DIRECTIONS: Wherever the string "militia" appears in a line, extract that line.
- - - - - - -
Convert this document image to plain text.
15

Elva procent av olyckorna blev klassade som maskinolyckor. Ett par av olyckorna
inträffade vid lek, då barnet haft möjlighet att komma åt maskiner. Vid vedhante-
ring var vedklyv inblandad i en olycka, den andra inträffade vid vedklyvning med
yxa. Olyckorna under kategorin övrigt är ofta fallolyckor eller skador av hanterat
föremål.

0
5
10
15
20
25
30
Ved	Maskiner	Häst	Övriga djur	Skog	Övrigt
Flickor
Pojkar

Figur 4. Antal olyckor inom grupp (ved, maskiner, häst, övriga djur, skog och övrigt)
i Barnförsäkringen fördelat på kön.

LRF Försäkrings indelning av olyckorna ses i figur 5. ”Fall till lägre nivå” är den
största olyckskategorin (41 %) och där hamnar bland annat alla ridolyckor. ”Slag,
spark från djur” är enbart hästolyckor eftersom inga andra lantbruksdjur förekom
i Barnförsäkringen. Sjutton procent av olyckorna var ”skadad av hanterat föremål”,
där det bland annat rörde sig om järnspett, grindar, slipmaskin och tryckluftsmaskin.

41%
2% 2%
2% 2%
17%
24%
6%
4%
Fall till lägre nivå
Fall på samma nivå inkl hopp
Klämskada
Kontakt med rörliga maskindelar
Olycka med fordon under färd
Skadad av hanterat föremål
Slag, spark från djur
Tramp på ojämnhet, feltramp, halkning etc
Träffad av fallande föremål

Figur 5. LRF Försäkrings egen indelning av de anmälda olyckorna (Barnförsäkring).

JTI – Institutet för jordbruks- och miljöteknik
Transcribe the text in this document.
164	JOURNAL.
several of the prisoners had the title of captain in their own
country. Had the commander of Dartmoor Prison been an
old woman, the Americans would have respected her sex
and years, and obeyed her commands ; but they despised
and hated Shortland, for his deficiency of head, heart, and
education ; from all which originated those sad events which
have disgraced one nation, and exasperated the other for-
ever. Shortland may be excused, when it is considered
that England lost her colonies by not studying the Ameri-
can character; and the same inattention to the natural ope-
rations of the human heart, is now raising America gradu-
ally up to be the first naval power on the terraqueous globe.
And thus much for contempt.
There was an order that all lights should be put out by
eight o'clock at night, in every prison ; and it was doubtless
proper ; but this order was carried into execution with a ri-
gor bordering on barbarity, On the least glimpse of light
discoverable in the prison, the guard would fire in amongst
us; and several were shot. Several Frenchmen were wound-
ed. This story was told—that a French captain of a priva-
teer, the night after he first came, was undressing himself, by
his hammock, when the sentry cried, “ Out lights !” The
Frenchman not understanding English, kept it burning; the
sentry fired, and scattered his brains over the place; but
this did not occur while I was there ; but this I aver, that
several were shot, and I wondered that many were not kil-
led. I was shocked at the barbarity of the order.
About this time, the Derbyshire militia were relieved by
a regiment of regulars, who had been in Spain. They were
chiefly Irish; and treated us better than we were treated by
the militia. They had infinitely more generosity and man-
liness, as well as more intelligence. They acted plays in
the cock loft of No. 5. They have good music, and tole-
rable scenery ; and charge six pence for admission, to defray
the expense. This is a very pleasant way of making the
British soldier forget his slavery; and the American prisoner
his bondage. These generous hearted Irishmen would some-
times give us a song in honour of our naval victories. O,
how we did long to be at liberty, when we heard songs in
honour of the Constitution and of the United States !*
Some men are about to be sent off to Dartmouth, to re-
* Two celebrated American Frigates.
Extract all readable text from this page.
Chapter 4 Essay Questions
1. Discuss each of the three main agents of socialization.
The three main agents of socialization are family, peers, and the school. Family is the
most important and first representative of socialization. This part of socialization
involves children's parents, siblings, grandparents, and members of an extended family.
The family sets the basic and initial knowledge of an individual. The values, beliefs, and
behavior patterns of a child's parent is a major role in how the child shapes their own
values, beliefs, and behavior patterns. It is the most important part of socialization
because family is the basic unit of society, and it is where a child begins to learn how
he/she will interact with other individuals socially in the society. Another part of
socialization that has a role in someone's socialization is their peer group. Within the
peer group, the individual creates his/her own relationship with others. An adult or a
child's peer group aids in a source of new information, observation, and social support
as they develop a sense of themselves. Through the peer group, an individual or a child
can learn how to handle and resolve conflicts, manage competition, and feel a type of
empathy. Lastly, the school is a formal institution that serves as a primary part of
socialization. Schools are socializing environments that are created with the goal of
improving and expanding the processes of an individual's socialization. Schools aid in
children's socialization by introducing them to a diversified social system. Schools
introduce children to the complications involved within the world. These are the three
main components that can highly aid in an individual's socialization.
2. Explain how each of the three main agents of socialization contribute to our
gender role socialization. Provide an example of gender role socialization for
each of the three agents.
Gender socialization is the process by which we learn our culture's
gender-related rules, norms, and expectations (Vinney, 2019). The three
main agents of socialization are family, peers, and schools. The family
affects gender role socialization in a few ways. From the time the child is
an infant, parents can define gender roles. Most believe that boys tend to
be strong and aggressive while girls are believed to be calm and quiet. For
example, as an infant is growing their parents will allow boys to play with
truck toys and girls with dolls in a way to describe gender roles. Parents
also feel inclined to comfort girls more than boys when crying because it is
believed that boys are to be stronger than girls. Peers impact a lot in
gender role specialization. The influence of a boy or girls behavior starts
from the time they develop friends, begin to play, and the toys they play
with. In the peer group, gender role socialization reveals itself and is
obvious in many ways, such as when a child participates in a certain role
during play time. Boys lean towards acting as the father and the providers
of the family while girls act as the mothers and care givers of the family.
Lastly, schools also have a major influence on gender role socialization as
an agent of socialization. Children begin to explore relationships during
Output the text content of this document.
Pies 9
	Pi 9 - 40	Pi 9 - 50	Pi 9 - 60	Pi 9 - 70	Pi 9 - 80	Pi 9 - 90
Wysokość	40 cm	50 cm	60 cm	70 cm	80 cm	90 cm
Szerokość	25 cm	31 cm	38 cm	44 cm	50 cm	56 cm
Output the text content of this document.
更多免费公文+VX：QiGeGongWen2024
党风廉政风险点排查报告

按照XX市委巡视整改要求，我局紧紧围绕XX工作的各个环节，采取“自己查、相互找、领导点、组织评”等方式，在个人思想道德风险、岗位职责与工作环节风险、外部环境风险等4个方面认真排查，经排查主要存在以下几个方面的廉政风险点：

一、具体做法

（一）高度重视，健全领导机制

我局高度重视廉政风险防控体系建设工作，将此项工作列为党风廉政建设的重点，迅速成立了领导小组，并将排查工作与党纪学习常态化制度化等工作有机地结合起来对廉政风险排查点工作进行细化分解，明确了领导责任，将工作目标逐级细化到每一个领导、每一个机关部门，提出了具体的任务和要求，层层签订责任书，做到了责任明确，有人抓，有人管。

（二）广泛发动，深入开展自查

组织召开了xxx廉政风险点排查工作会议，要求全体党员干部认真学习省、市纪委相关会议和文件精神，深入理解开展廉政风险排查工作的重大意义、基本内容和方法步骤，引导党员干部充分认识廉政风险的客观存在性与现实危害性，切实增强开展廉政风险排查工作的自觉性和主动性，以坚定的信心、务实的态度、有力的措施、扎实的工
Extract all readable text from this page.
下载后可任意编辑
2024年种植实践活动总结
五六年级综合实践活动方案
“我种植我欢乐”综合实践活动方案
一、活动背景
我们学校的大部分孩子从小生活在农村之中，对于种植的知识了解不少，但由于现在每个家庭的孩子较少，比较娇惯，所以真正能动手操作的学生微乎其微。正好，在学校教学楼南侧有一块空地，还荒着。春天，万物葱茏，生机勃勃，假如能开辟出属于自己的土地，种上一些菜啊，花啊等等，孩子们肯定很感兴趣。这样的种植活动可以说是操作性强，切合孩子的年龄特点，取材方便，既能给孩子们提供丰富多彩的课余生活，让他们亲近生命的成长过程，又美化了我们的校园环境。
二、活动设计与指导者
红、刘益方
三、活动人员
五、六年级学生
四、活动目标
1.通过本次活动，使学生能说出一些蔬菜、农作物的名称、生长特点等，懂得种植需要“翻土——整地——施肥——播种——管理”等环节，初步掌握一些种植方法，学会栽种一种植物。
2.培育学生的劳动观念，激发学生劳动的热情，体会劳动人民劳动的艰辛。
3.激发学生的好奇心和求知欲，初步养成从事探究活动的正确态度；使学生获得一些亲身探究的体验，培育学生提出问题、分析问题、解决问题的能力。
- - - - - - -
RESPONSE FOR THIS EXERCISE:
About this time, the Derbyshire militia were relieved by
the militia. They had infinitely more generosity and man-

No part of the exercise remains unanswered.